__WRITTEN TASK__:
Each line that includes "ylabel" counts once; give the total and nothing besides.

__DATA FOR THIS TASK__:
-- BEGIN --

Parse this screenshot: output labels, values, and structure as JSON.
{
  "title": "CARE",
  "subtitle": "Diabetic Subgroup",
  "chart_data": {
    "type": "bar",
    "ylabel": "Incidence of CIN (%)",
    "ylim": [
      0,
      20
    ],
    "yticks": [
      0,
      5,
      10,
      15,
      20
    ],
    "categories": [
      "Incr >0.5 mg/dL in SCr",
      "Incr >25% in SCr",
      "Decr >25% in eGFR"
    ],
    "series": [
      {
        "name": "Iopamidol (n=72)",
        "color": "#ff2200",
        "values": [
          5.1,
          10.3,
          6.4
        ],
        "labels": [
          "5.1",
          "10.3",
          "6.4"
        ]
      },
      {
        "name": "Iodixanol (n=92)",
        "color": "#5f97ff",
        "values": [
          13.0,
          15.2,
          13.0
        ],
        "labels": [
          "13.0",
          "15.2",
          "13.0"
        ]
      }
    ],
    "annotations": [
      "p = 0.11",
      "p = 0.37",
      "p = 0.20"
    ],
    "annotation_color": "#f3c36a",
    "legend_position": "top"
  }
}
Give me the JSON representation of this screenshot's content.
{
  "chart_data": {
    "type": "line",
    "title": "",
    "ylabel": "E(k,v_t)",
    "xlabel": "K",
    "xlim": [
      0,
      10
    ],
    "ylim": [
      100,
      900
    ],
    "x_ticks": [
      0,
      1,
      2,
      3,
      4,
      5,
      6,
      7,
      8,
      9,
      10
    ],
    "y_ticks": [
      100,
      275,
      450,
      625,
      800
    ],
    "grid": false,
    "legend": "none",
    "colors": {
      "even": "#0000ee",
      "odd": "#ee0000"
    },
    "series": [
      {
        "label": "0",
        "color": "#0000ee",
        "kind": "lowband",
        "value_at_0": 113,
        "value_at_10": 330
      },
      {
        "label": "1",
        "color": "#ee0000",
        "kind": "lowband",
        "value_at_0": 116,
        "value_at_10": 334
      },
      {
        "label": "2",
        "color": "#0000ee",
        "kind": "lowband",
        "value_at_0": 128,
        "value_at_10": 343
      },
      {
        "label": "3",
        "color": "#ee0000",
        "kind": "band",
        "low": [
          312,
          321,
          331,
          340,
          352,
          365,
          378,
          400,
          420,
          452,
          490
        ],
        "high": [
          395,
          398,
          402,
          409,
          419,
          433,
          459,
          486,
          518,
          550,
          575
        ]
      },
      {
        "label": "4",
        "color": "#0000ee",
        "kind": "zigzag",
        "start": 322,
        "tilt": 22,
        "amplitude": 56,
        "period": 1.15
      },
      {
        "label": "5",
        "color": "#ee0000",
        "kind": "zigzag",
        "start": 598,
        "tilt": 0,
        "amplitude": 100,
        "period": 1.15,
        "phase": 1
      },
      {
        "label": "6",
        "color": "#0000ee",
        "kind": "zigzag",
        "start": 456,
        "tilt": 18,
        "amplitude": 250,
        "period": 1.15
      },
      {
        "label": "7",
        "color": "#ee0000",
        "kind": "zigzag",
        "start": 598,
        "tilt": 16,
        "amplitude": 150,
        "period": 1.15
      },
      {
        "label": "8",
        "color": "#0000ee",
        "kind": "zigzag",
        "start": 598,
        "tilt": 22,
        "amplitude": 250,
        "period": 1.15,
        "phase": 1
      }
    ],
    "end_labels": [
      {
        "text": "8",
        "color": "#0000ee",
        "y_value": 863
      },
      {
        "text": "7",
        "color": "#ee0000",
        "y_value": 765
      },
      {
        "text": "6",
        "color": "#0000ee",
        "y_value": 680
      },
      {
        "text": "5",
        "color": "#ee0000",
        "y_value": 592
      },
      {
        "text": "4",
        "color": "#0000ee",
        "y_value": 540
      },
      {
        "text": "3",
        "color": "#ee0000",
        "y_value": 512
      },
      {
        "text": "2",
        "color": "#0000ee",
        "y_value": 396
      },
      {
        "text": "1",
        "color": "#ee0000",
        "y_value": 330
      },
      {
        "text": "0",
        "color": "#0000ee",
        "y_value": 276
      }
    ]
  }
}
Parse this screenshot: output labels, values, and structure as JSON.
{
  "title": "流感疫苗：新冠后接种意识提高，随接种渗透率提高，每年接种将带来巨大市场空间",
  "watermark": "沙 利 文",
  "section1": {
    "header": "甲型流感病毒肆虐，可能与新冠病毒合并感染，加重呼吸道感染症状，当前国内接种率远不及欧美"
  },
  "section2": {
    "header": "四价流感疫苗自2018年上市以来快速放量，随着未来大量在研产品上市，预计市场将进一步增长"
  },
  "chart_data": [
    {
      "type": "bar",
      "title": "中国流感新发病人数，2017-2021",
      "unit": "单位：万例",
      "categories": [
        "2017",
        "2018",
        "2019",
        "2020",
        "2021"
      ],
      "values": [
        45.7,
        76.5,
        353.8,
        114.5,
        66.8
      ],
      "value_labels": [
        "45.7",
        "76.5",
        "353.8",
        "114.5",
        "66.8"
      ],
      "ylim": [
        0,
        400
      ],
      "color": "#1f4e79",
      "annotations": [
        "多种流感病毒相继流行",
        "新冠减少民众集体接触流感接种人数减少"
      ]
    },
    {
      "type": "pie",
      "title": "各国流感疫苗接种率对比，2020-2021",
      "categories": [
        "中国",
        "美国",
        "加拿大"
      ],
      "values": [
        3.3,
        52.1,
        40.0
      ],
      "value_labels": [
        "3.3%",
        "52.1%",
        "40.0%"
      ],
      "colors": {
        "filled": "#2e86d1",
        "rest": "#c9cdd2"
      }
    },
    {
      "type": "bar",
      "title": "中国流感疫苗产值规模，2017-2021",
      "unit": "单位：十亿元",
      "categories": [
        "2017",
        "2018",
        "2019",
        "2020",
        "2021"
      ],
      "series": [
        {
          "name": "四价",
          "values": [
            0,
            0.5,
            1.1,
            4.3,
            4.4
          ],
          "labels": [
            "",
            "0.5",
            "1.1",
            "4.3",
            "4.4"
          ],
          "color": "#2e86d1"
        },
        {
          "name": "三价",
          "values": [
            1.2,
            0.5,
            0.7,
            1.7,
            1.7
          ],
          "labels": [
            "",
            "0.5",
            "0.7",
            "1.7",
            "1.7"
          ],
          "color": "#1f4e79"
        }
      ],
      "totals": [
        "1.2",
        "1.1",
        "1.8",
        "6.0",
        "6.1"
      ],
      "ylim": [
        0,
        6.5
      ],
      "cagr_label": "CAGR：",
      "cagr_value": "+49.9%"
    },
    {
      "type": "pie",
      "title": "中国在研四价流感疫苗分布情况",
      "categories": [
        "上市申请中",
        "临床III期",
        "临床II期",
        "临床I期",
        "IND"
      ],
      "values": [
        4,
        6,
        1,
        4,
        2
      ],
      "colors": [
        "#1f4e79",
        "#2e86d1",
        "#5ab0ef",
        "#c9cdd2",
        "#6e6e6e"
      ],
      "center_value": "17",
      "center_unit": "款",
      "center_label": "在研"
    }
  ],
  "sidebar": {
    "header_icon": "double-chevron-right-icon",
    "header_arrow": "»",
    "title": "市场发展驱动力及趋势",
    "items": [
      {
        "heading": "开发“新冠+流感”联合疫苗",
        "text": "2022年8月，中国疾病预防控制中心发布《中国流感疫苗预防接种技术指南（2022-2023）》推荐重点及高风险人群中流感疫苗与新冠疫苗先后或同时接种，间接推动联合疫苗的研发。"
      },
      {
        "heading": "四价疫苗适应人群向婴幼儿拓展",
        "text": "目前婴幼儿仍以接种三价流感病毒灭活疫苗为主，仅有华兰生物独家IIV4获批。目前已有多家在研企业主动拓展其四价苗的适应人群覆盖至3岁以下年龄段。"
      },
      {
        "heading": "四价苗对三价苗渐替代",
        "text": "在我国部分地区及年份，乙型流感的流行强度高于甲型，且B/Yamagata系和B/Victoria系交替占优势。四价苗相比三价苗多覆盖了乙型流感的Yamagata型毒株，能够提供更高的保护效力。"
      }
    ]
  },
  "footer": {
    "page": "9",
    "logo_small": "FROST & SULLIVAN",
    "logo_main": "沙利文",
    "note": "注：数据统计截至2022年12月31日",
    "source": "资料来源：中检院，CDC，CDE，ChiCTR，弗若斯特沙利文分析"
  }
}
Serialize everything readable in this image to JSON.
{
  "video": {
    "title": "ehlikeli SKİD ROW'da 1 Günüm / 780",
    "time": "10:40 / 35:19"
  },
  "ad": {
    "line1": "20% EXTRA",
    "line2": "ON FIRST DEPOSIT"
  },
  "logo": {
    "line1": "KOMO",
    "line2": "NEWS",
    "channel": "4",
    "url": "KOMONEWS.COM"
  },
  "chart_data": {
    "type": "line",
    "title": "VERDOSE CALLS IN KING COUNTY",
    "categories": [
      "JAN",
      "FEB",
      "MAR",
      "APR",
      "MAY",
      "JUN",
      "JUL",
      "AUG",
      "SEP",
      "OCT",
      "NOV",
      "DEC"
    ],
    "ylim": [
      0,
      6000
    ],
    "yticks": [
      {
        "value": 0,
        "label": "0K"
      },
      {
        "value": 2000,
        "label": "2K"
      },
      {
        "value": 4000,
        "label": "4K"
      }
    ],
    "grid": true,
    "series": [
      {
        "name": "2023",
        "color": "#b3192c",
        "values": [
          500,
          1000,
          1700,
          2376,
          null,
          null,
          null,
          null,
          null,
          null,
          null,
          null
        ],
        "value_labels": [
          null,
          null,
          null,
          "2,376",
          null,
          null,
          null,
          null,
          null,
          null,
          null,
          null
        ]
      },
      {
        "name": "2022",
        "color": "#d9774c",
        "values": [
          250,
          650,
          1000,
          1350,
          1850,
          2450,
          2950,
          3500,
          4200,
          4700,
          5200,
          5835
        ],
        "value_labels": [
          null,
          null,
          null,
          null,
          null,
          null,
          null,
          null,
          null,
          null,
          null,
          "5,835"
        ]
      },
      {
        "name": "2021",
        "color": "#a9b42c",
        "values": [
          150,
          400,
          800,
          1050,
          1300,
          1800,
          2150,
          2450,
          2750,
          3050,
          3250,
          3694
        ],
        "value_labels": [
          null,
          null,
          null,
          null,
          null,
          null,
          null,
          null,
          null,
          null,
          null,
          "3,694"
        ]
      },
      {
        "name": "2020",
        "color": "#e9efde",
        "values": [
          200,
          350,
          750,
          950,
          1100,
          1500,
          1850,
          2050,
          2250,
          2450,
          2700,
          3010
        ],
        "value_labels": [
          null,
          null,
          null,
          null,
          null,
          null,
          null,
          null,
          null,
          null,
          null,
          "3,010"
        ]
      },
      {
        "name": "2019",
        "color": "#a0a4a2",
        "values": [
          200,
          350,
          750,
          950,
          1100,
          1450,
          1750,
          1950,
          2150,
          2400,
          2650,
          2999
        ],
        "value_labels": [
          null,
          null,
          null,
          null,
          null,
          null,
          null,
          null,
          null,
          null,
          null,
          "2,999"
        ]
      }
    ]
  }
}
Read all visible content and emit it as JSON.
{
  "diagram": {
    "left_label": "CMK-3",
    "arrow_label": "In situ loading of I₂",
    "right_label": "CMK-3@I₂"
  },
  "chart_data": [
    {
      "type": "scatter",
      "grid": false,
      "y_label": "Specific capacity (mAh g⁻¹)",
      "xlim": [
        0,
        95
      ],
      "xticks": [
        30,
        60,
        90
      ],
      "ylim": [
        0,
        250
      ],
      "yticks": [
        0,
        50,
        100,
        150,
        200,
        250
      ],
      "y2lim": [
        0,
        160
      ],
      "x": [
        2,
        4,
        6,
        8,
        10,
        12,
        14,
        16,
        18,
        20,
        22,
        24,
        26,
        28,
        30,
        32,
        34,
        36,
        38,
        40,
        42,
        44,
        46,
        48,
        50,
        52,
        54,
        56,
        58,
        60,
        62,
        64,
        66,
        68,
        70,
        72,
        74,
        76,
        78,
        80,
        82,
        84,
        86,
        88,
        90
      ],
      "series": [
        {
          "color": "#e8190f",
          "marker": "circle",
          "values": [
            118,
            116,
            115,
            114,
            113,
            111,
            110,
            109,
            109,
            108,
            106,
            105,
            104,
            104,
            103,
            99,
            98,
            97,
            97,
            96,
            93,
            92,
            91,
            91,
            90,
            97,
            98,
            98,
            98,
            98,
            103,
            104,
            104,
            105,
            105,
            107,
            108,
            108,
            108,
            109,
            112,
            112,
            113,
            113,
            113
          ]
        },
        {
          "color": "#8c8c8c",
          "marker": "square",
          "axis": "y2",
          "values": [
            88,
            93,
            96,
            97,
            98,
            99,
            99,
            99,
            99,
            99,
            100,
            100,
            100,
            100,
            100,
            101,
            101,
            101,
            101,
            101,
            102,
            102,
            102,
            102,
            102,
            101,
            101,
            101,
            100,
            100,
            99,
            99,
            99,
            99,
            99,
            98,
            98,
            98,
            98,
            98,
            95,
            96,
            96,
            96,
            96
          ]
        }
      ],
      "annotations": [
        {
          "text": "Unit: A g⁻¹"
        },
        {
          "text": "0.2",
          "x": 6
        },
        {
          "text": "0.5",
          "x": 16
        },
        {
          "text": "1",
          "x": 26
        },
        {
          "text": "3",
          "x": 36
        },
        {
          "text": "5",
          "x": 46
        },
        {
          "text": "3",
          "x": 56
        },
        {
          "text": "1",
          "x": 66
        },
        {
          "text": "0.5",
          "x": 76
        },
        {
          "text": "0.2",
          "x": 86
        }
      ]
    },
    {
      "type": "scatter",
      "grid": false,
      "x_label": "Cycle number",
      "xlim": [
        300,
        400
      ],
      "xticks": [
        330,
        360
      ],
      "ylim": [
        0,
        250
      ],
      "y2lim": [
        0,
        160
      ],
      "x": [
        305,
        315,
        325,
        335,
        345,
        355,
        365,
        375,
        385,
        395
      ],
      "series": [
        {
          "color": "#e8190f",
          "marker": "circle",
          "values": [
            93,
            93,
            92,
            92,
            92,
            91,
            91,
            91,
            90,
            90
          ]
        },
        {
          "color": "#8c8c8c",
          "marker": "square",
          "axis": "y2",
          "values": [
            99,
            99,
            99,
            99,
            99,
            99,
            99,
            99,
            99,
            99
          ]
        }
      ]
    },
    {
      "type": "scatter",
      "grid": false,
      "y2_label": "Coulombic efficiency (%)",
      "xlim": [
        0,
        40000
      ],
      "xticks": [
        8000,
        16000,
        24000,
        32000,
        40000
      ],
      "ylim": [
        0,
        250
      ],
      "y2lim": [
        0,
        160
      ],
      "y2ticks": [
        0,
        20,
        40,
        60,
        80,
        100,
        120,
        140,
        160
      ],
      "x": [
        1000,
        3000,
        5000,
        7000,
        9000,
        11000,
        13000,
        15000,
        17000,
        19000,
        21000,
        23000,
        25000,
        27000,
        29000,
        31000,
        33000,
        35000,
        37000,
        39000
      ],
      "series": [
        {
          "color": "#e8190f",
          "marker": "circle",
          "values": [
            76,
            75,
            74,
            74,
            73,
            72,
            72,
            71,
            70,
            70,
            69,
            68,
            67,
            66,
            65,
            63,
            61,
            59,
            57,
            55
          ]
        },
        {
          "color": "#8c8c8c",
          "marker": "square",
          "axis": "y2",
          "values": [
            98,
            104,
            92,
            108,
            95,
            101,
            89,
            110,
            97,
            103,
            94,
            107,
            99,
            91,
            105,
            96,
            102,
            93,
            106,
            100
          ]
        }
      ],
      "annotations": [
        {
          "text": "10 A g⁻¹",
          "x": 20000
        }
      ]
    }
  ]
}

-- END --

__ANSWER TO THE PROBLEM__:
2